Stored items from a collection:
────────────────
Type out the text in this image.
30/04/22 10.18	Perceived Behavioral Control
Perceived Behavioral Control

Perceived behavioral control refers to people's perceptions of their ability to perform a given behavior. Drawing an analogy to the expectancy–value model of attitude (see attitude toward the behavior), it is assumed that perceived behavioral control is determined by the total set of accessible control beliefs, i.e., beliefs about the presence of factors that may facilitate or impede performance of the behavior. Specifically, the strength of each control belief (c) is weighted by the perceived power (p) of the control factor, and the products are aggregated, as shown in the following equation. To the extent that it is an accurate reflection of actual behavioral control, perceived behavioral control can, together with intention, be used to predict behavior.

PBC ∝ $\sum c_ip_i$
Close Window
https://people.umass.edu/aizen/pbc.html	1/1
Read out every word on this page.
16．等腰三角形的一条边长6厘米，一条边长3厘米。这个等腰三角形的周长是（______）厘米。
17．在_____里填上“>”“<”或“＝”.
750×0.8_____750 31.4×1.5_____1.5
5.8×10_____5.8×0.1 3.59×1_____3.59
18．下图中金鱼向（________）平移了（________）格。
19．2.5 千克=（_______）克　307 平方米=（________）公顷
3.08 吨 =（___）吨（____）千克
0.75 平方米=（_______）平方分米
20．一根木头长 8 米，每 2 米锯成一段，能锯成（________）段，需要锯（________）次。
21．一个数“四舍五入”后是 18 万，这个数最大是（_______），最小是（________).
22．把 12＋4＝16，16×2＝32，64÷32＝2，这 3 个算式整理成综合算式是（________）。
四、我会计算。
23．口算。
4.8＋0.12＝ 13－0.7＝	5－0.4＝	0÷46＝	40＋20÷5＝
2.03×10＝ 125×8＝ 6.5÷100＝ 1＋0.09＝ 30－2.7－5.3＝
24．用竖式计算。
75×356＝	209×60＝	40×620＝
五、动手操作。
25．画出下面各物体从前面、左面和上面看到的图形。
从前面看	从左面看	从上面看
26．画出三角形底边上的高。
────────────────
- **Instruction**
Pull every line containing "Perceived" from the data.

- **Reply**
30/04/22 10.18	Perceived Behavioral Control
Perceived Behavioral Control
Perceived behavioral control refers to people's perceptions of their ability to perform a given behavior. Drawing an analogy to the expectancy–value model of attitude (see attitude toward the behavior), it is assumed that perceived behavioral control is determined by the total set of accessible control beliefs, i.e., beliefs about the presence of factors that may facilitate or impede performance of the behavior. Specifically, the strength of each control belief (c) is weighted by the perceived power (p) of the control factor, and the products are aggregated, as shown in the following equation. To the extent that it is an accurate reflection of actual behavioral control, perceived behavioral control can, together with intention, be used to predict behavior.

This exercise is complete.